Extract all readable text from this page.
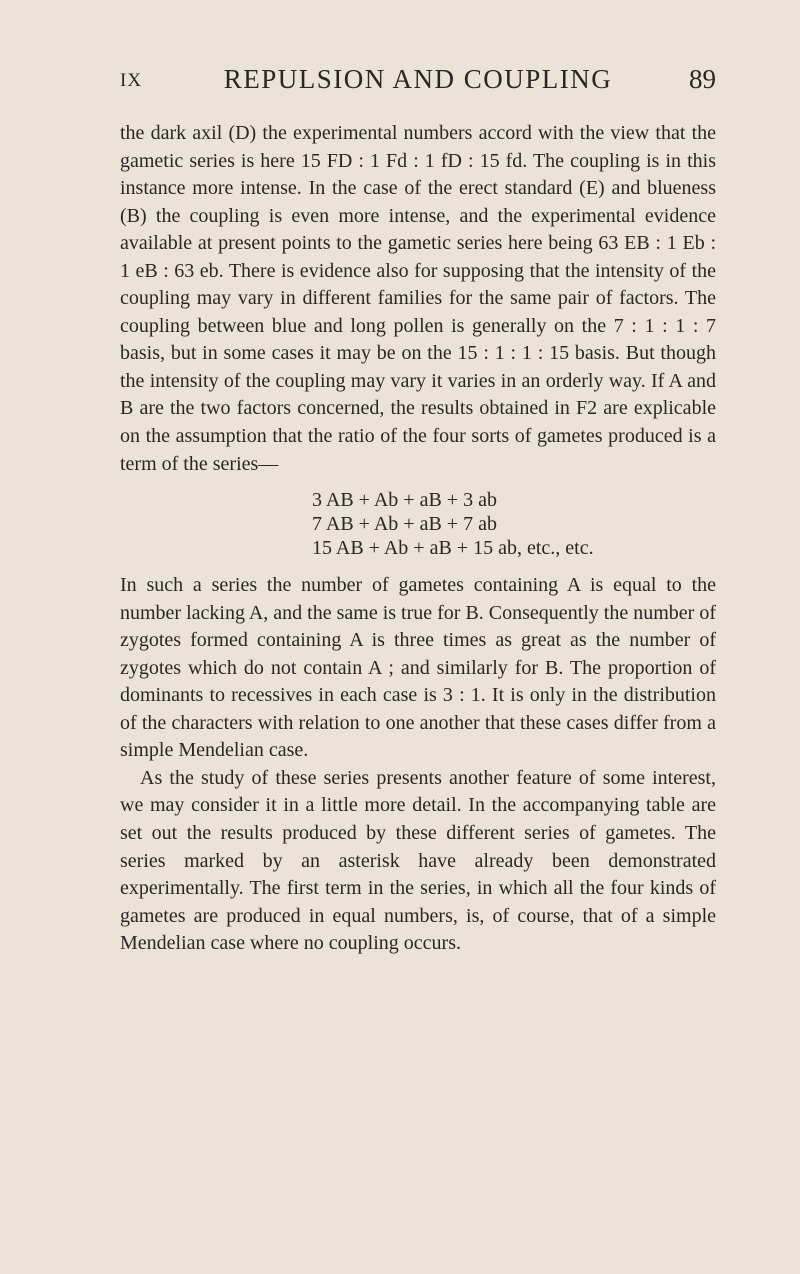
IX	REPULSION AND COUPLING	89

the dark axil (D) the experimental numbers accord with the view that the gametic series is here 15 FD : 1 Fd : 1 fD : 15 fd. The coupling is in this instance more intense. In the case of the erect standard (E) and blueness (B) the coupling is even more intense, and the experimental evidence available at present points to the gametic series here being 63 EB : 1 Eb : 1 eB : 63 eb. There is evidence also for supposing that the intensity of the coupling may vary in different families for the same pair of factors. The coupling between blue and long pollen is generally on the 7 : 1 : 1 : 7 basis, but in some cases it may be on the 15 : 1 : 1 : 15 basis. But though the intensity of the coupling may vary it varies in an orderly way. If A and B are the two factors concerned, the results obtained in F2 are explicable on the assumption that the ratio of the four sorts of gametes produced is a term of the series—

3 AB + Ab + aB + 3 ab
7 AB + Ab + aB + 7 ab
15 AB + Ab + aB + 15 ab, etc., etc.

In such a series the number of gametes containing A is equal to the number lacking A, and the same is true for B. Consequently the number of zygotes formed containing A is three times as great as the number of zygotes which do not contain A ; and similarly for B. The proportion of dominants to recessives in each case is 3 : 1. It is only in the distribution of the characters with relation to one another that these cases differ from a simple Mendelian case.

As the study of these series presents another feature of some interest, we may consider it in a little more detail. In the accompanying table are set out the results produced by these different series of gametes. The series marked by an asterisk have already been demonstrated experimentally. The first term in the series, in which all the four kinds of gametes are produced in equal numbers, is, of course, that of a simple Mendelian case where no coupling occurs.
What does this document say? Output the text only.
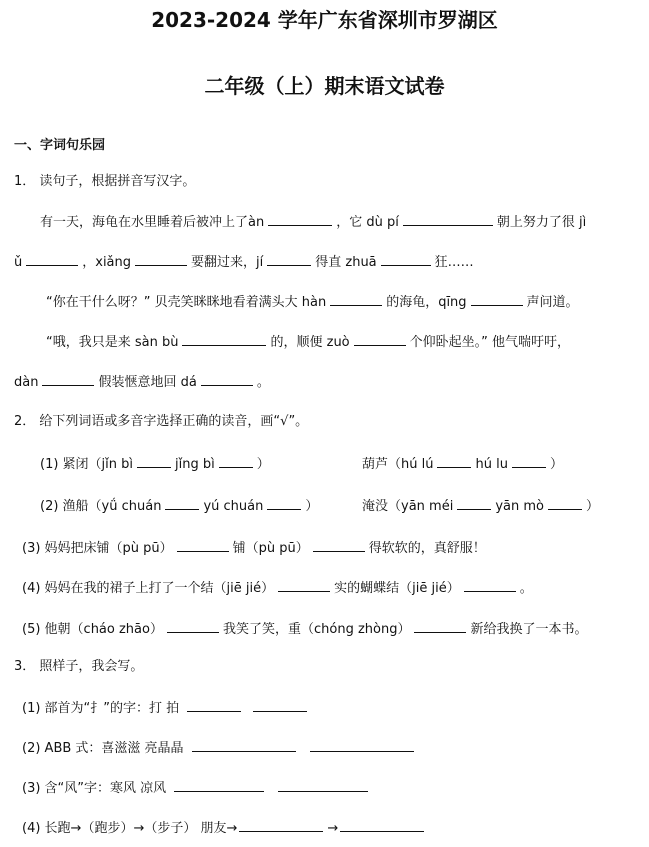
2023-2024 学年广东省深圳市罗湖区
二年级（上）期末语文试卷
一、字词句乐园
1． 读句子，根据拼音写汉字。
有一天，海龟在水里睡着后被冲上了àn	，它 dù pí	朝上努力了很 jì
ǔ	，xiǎng	要翻过来，jí	得直 zhuā	狂……
“你在干什么呀？” 贝壳笑眯眯地看着满头大 hàn	的海龟，qīng	声问道。
“哦，我只是来 sàn bù	的，顺便 zuò	个仰卧起坐。” 他气喘吁吁，
dàn	假装惬意地回 dá	。
2． 给下列词语或多音字选择正确的读音，画“√”。
(1) 紧闭（jǐn bì	jǐng bì	）	葫芦（hú lú	hú lu	）
(2) 渔船（yǘ chuán	yú chuán	）	淹没（yān méi	yān mò	）
(3) 妈妈把床铺（pù pū）	铺（pù pū）	得软软的，真舒服！
(4) 妈妈在我的裙子上打了一个结（jiē jié）	实的蝴蝶结（jiē jié）	。
(5) 他朝（cháo zhāo）	我笑了笑，重（chóng zhòng）	新给我换了一本书。
3． 照样子，我会写。
(1) 部首为“扌”的字：打 拍
(2) ABB 式：喜滋滋 亮晶晶
(3) 含“风”字：寒风 凉风
(4) 长跑→（跑步）→（步子） 朋友→	→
◆ ◆ ◆ ◆ ◆ ◆ ◆
Transcribe the material exactly, keeping every word and none of the pictures.

Extract all readable text from this page.
IX	REPULSION AND COUPLING	89

the dark axil (D) the experimental numbers accord with the view that the gametic series is here 15 FD : 1 Fd : 1 fD : 15 fd. The coupling is in this instance more intense. In the case of the erect standard (E) and blueness (B) the coupling is even more intense, and the experimental evidence available at present points to the gametic series here being 63 EB : 1 Eb : 1 eB : 63 eb. There is evidence also for supposing that the intensity of the coupling may vary in different families for the same pair of factors. The coupling between blue and long pollen is generally on the 7 : 1 : 1 : 7 basis, but in some cases it may be on the 15 : 1 : 1 : 15 basis. But though the intensity of the coupling may vary it varies in an orderly way. If A and B are the two factors concerned, the results obtained in F2 are explicable on the assumption that the ratio of the four sorts of gametes produced is a term of the series—

3 AB + Ab + aB + 3 ab
7 AB + Ab + aB + 7 ab
15 AB + Ab + aB + 15 ab, etc., etc.

In such a series the number of gametes containing A is equal to the number lacking A, and the same is true for B. Consequently the number of zygotes formed containing A is three times as great as the number of zygotes which do not contain A ; and similarly for B. The proportion of dominants to recessives in each case is 3 : 1. It is only in the distribution of the characters with relation to one another that these cases differ from a simple Mendelian case.

As the study of these series presents another feature of some interest, we may consider it in a little more detail. In the accompanying table are set out the results produced by these different series of gametes. The series marked by an asterisk have already been demonstrated experimentally. The first term in the series, in which all the four kinds of gametes are produced in equal numbers, is, of course, that of a simple Mendelian case where no coupling occurs.
What does this document say? Output the text only.
2023-2024 学年广东省深圳市罗湖区
二年级（上）期末语文试卷
一、字词句乐园
1． 读句子，根据拼音写汉字。
有一天，海龟在水里睡着后被冲上了àn	，它 dù pí	朝上努力了很 jì
ǔ	，xiǎng	要翻过来，jí	得直 zhuā	狂……
“你在干什么呀？” 贝壳笑眯眯地看着满头大 hàn	的海龟，qīng	声问道。
“哦，我只是来 sàn bù	的，顺便 zuò	个仰卧起坐。” 他气喘吁吁，
dàn	假装惬意地回 dá	。
2． 给下列词语或多音字选择正确的读音，画“√”。
(1) 紧闭（jǐn bì	jǐng bì	）	葫芦（hú lú	hú lu	）
(2) 渔船（yǘ chuán	yú chuán	）	淹没（yān méi	yān mò	）
(3) 妈妈把床铺（pù pū）	铺（pù pū）	得软软的，真舒服！
(4) 妈妈在我的裙子上打了一个结（jiē jié）	实的蝴蝶结（jiē jié）	。
(5) 他朝（cháo zhāo）	我笑了笑，重（chóng zhòng）	新给我换了一本书。
3． 照样子，我会写。
(1) 部首为“扌”的字：打 拍
(2) ABB 式：喜滋滋 亮晶晶
(3) 含“风”字：寒风 凉风
(4) 长跑→（跑步）→（步子） 朋友→	→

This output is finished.